-- Start of Data provided --
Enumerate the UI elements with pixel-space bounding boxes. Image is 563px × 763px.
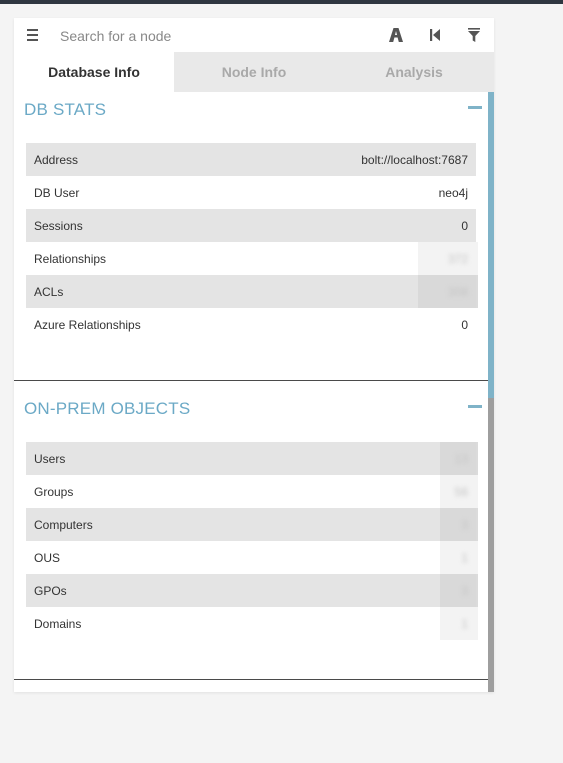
-- End of Data provided --
-- Start of Data provided --
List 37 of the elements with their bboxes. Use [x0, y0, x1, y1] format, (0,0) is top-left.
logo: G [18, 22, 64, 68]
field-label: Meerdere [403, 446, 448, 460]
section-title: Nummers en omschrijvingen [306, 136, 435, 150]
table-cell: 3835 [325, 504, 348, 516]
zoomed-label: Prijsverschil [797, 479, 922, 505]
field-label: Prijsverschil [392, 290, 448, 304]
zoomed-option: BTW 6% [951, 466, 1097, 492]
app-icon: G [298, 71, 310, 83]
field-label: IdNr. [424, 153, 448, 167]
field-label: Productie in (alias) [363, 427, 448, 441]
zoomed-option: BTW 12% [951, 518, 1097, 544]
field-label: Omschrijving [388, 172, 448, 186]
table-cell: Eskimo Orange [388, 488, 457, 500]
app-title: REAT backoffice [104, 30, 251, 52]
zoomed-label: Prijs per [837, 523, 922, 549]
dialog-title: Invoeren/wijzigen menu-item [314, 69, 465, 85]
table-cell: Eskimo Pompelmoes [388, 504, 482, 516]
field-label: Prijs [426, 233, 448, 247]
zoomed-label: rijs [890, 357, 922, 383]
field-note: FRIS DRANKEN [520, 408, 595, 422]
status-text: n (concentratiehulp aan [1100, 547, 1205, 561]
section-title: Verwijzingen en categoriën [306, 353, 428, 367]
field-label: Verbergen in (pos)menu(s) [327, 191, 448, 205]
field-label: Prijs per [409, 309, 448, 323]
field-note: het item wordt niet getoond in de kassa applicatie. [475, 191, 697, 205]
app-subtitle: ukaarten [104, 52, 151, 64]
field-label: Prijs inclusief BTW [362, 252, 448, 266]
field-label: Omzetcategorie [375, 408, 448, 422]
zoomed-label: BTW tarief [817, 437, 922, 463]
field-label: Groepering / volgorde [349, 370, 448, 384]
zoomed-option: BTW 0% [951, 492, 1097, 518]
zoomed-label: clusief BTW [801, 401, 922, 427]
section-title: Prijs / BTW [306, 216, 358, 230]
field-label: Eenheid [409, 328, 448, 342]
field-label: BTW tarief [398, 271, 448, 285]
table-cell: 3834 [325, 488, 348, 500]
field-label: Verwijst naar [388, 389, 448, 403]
-- End of Data provided --
▶ _Stated problem_: Please output, unchanged, the lines of the records above from the one containing "List 37 of the" through the one containing "zoomed-option: BTW 0% [951, 492, 1097, 518]".

▶ _Solution to this task_:
List 37 of the elements with their bboxes. Use [x0, y0, x1, y1] format, (0,0) is top-left.
logo: G [18, 22, 64, 68]
field-label: Meerdere [403, 446, 448, 460]
section-title: Nummers en omschrijvingen [306, 136, 435, 150]
table-cell: 3835 [325, 504, 348, 516]
zoomed-label: Prijsverschil [797, 479, 922, 505]
field-label: Prijsverschil [392, 290, 448, 304]
zoomed-option: BTW 6% [951, 466, 1097, 492]
app-icon: G [298, 71, 310, 83]
field-label: IdNr. [424, 153, 448, 167]
field-label: Productie in (alias) [363, 427, 448, 441]
zoomed-option: BTW 12% [951, 518, 1097, 544]
field-label: Omschrijving [388, 172, 448, 186]
table-cell: Eskimo Orange [388, 488, 457, 500]
app-title: REAT backoffice [104, 30, 251, 52]
zoomed-label: Prijs per [837, 523, 922, 549]
dialog-title: Invoeren/wijzigen menu-item [314, 69, 465, 85]
table-cell: Eskimo Pompelmoes [388, 504, 482, 516]
field-label: Prijs [426, 233, 448, 247]
zoomed-label: rijs [890, 357, 922, 383]
field-note: FRIS DRANKEN [520, 408, 595, 422]
status-text: n (concentratiehulp aan [1100, 547, 1205, 561]
section-title: Verwijzingen en categoriën [306, 353, 428, 367]
field-label: Verbergen in (pos)menu(s) [327, 191, 448, 205]
field-label: Prijs per [409, 309, 448, 323]
field-note: het item wordt niet getoond in de kassa applicatie. [475, 191, 697, 205]
app-subtitle: ukaarten [104, 52, 151, 64]
field-label: Prijs inclusief BTW [362, 252, 448, 266]
field-label: Omzetcategorie [375, 408, 448, 422]
zoomed-label: BTW tarief [817, 437, 922, 463]
field-label: Groepering / volgorde [349, 370, 448, 384]
zoomed-option: BTW 0% [951, 492, 1097, 518]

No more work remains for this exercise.